BEGIN Records supplied

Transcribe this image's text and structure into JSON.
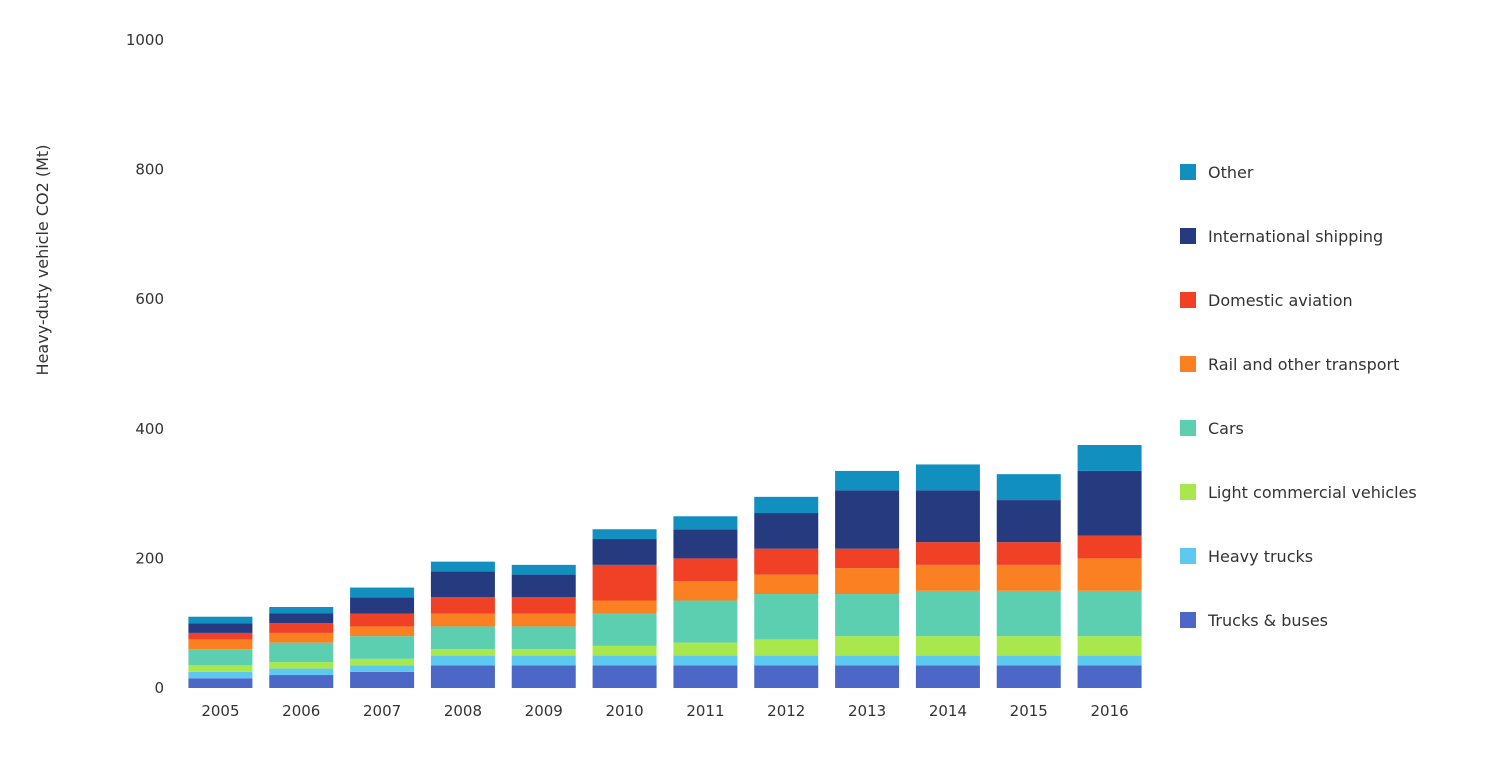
{
  "chart_data": {
    "type": "bar",
    "stacked": true,
    "ylabel": "Heavy-duty vehicle CO2 (Mt)",
    "categories": [
      "2005",
      "2006",
      "2007",
      "2008",
      "2009",
      "2010",
      "2011",
      "2012",
      "2013",
      "2014",
      "2015",
      "2016"
    ],
    "ylim": [
      0,
      1000
    ],
    "y_ticks": [
      0,
      200,
      400,
      600,
      800,
      1000
    ],
    "grid": false,
    "legend_position": "right",
    "series": [
      {
        "name": "Trucks & buses",
        "values": [
          15,
          20,
          25,
          35,
          35,
          35,
          35,
          35,
          35,
          35,
          35,
          35
        ]
      },
      {
        "name": "Heavy trucks",
        "values": [
          10,
          10,
          10,
          15,
          15,
          15,
          15,
          15,
          15,
          15,
          15,
          15
        ]
      },
      {
        "name": "Light commercial vehicles",
        "values": [
          10,
          10,
          10,
          10,
          10,
          15,
          20,
          25,
          30,
          30,
          30,
          30
        ]
      },
      {
        "name": "Cars",
        "values": [
          25,
          30,
          35,
          35,
          35,
          50,
          65,
          70,
          65,
          70,
          70,
          70
        ]
      },
      {
        "name": "Rail and other transport",
        "values": [
          15,
          15,
          15,
          20,
          20,
          20,
          30,
          30,
          40,
          40,
          40,
          50
        ]
      },
      {
        "name": "Domestic aviation",
        "values": [
          10,
          15,
          20,
          25,
          25,
          55,
          35,
          40,
          30,
          35,
          35,
          35
        ]
      },
      {
        "name": "International shipping",
        "values": [
          15,
          15,
          25,
          40,
          35,
          40,
          45,
          55,
          90,
          80,
          65,
          100
        ]
      },
      {
        "name": "Other",
        "values": [
          10,
          10,
          15,
          15,
          15,
          15,
          20,
          25,
          30,
          40,
          40,
          40
        ]
      }
    ],
    "series_colors": [
      "#4c67c6",
      "#5dc8f0",
      "#a8e84d",
      "#5ccfb0",
      "#fb8022",
      "#f04026",
      "#263a80",
      "#1190c0"
    ]
  },
  "legend": {
    "colors": [
      "#1190c0",
      "#263a80",
      "#f04026",
      "#fb8022",
      "#5ccfb0",
      "#a8e84d",
      "#5dc8f0",
      "#4c67c6"
    ],
    "labels": [
      "Other",
      "International shipping",
      "Domestic aviation",
      "Rail and other transport",
      "Cars",
      "Light commercial vehicles",
      "Heavy trucks",
      "Trucks & buses"
    ]
  }
}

END Records supplied

**What is expected**
Repeat the entries exactly and keep the pictures out of the copy.

**Expected answer**
Transcribe this image's text and structure into JSON.
{
  "chart_data": {
    "type": "bar",
    "stacked": true,
    "ylabel": "Heavy-duty vehicle CO2 (Mt)",
    "categories": [
      "2005",
      "2006",
      "2007",
      "2008",
      "2009",
      "2010",
      "2011",
      "2012",
      "2013",
      "2014",
      "2015",
      "2016"
    ],
    "ylim": [
      0,
      1000
    ],
    "y_ticks": [
      0,
      200,
      400,
      600,
      800,
      1000
    ],
    "grid": false,
    "legend_position": "right",
    "series": [
      {
        "name": "Trucks & buses",
        "values": [
          15,
          20,
          25,
          35,
          35,
          35,
          35,
          35,
          35,
          35,
          35,
          35
        ]
      },
      {
        "name": "Heavy trucks",
        "values": [
          10,
          10,
          10,
          15,
          15,
          15,
          15,
          15,
          15,
          15,
          15,
          15
        ]
      },
      {
        "name": "Light commercial vehicles",
        "values": [
          10,
          10,
          10,
          10,
          10,
          15,
          20,
          25,
          30,
          30,
          30,
          30
        ]
      },
      {
        "name": "Cars",
        "values": [
          25,
          30,
          35,
          35,
          35,
          50,
          65,
          70,
          65,
          70,
          70,
          70
        ]
      },
      {
        "name": "Rail and other transport",
        "values": [
          15,
          15,
          15,
          20,
          20,
          20,
          30,
          30,
          40,
          40,
          40,
          50
        ]
      },
      {
        "name": "Domestic aviation",
        "values": [
          10,
          15,
          20,
          25,
          25,
          55,
          35,
          40,
          30,
          35,
          35,
          35
        ]
      },
      {
        "name": "International shipping",
        "values": [
          15,
          15,
          25,
          40,
          35,
          40,
          45,
          55,
          90,
          80,
          65,
          100
        ]
      },
      {
        "name": "Other",
        "values": [
          10,
          10,
          15,
          15,
          15,
          15,
          20,
          25,
          30,
          40,
          40,
          40
        ]
      }
    ],
    "series_colors": [
      "#4c67c6",
      "#5dc8f0",
      "#a8e84d",
      "#5ccfb0",
      "#fb8022",
      "#f04026",
      "#263a80",
      "#1190c0"
    ]
  },
  "legend": {
    "colors": [
      "#1190c0",
      "#263a80",
      "#f04026",
      "#fb8022",
      "#5ccfb0",
      "#a8e84d",
      "#5dc8f0",
      "#4c67c6"
    ],
    "labels": [
      "Other",
      "International shipping",
      "Domestic aviation",
      "Rail and other transport",
      "Cars",
      "Light commercial vehicles",
      "Heavy trucks",
      "Trucks & buses"
    ]
  }
}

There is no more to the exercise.